_TASK INSTRUCTIONS_:
Here are records with pictures in them. Copy all of them exactly and leave the pictures out.

_RECORD EXTRACTS_:

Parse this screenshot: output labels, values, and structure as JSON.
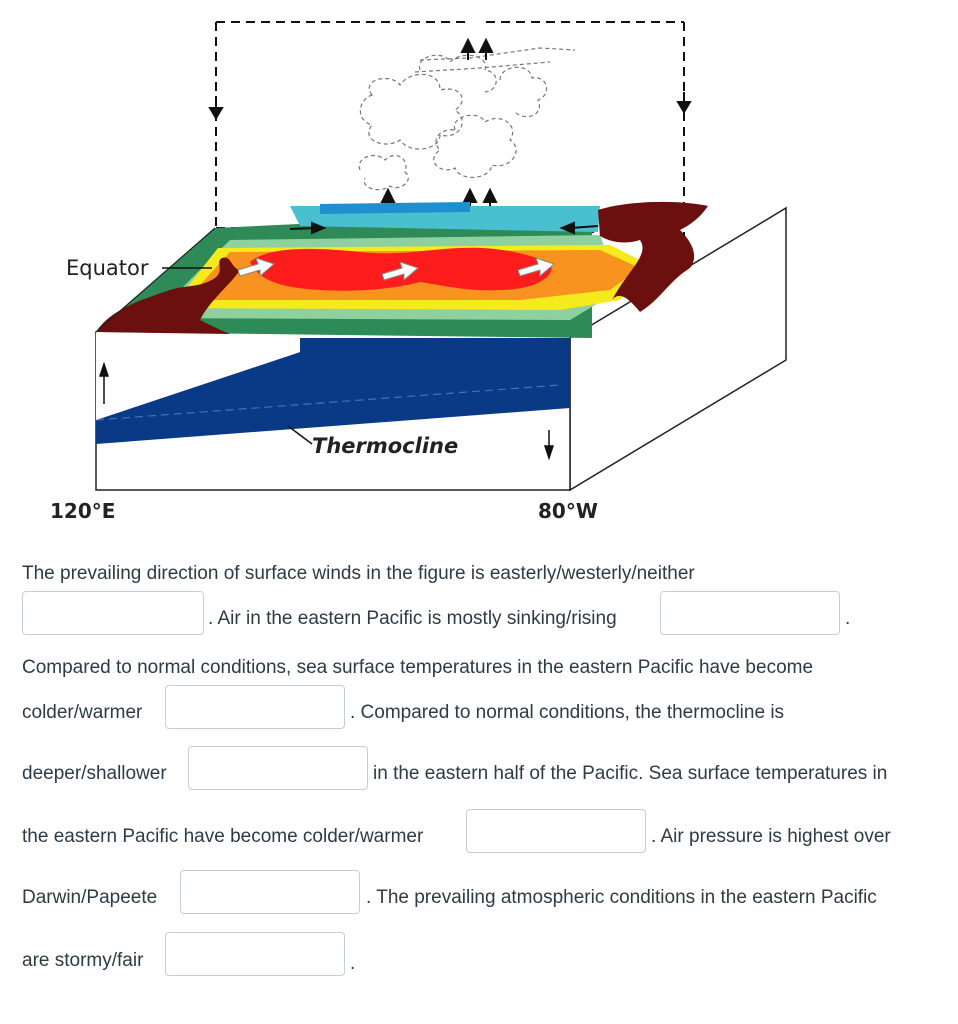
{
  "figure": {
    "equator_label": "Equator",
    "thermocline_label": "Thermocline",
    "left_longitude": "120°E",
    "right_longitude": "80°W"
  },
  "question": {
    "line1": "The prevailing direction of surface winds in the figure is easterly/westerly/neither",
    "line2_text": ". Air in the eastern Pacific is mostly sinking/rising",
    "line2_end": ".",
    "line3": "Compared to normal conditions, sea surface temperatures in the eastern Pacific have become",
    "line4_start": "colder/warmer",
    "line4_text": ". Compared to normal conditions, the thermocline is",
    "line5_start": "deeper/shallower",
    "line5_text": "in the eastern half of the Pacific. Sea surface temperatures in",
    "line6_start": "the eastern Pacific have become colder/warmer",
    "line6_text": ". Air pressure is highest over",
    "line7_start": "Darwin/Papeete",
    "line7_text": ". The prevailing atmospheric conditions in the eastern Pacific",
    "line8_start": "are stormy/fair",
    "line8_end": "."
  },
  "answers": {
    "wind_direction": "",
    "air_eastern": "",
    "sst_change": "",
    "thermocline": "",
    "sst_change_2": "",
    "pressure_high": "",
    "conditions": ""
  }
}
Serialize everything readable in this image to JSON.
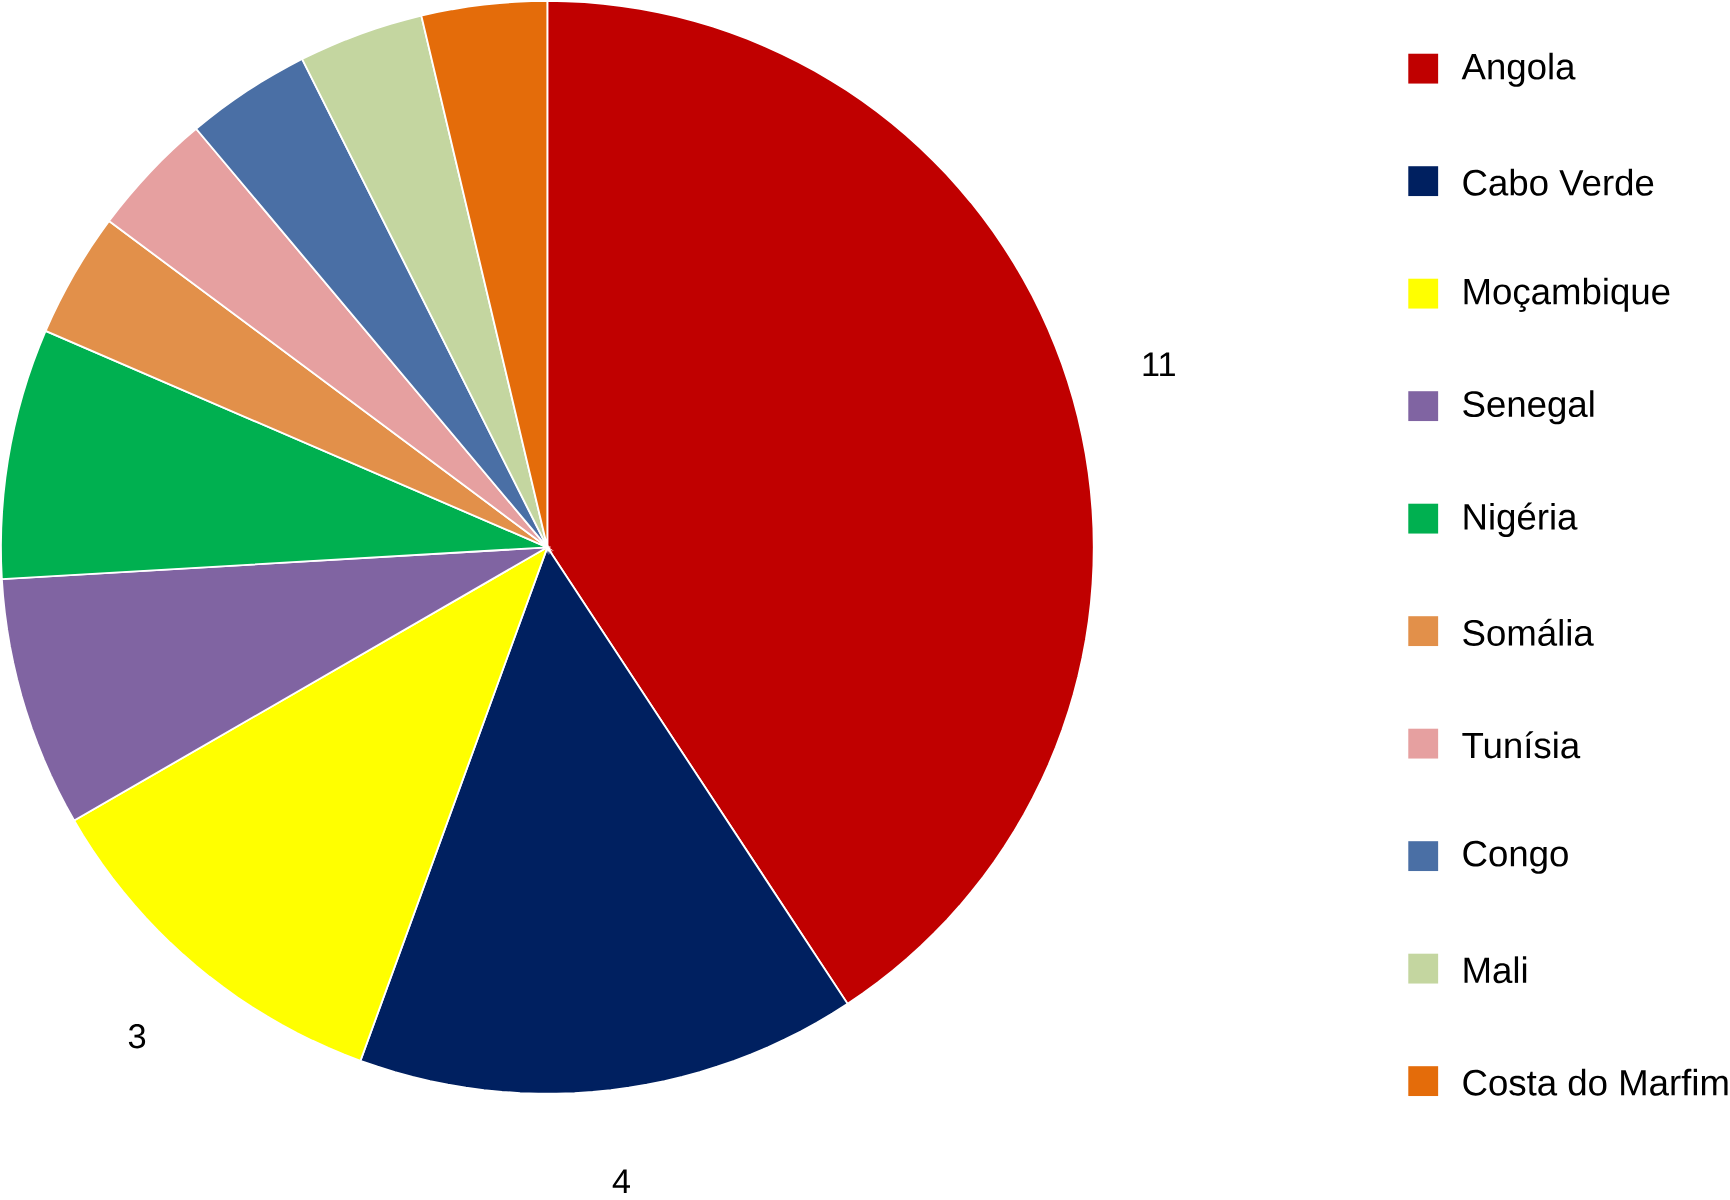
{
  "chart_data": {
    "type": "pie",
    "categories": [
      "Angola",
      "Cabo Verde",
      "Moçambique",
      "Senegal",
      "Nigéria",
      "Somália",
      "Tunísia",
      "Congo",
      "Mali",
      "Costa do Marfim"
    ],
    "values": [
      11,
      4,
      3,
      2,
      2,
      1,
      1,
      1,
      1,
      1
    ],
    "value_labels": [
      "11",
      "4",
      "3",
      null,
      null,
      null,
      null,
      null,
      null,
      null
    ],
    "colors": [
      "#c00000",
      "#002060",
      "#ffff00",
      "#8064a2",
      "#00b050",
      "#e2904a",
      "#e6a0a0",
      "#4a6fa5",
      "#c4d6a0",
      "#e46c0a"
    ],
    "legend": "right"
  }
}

_RESULT OF THIS TASK_:
Parse this screenshot: output labels, values, and structure as JSON.
{
  "figure": {
    "equator_label": "Equator",
    "thermocline_label": "Thermocline",
    "left_longitude": "120°E",
    "right_longitude": "80°W"
  },
  "question": {
    "line1": "The prevailing direction of surface winds in the figure is easterly/westerly/neither",
    "line2_text": ". Air in the eastern Pacific is mostly sinking/rising",
    "line2_end": ".",
    "line3": "Compared to normal conditions, sea surface temperatures in the eastern Pacific have become",
    "line4_start": "colder/warmer",
    "line4_text": ". Compared to normal conditions, the thermocline is",
    "line5_start": "deeper/shallower",
    "line5_text": "in the eastern half of the Pacific. Sea surface temperatures in",
    "line6_start": "the eastern Pacific have become colder/warmer",
    "line6_text": ". Air pressure is highest over",
    "line7_start": "Darwin/Papeete",
    "line7_text": ". The prevailing atmospheric conditions in the eastern Pacific",
    "line8_start": "are stormy/fair",
    "line8_end": "."
  },
  "answers": {
    "wind_direction": "",
    "air_eastern": "",
    "sst_change": "",
    "thermocline": "",
    "sst_change_2": "",
    "pressure_high": "",
    "conditions": ""
  }
}
Serialize everything readable in this image to JSON.
{
  "chart_data": {
    "type": "pie",
    "categories": [
      "Angola",
      "Cabo Verde",
      "Moçambique",
      "Senegal",
      "Nigéria",
      "Somália",
      "Tunísia",
      "Congo",
      "Mali",
      "Costa do Marfim"
    ],
    "values": [
      11,
      4,
      3,
      2,
      2,
      1,
      1,
      1,
      1,
      1
    ],
    "value_labels": [
      "11",
      "4",
      "3",
      null,
      null,
      null,
      null,
      null,
      null,
      null
    ],
    "colors": [
      "#c00000",
      "#002060",
      "#ffff00",
      "#8064a2",
      "#00b050",
      "#e2904a",
      "#e6a0a0",
      "#4a6fa5",
      "#c4d6a0",
      "#e46c0a"
    ],
    "legend": "right"
  }
}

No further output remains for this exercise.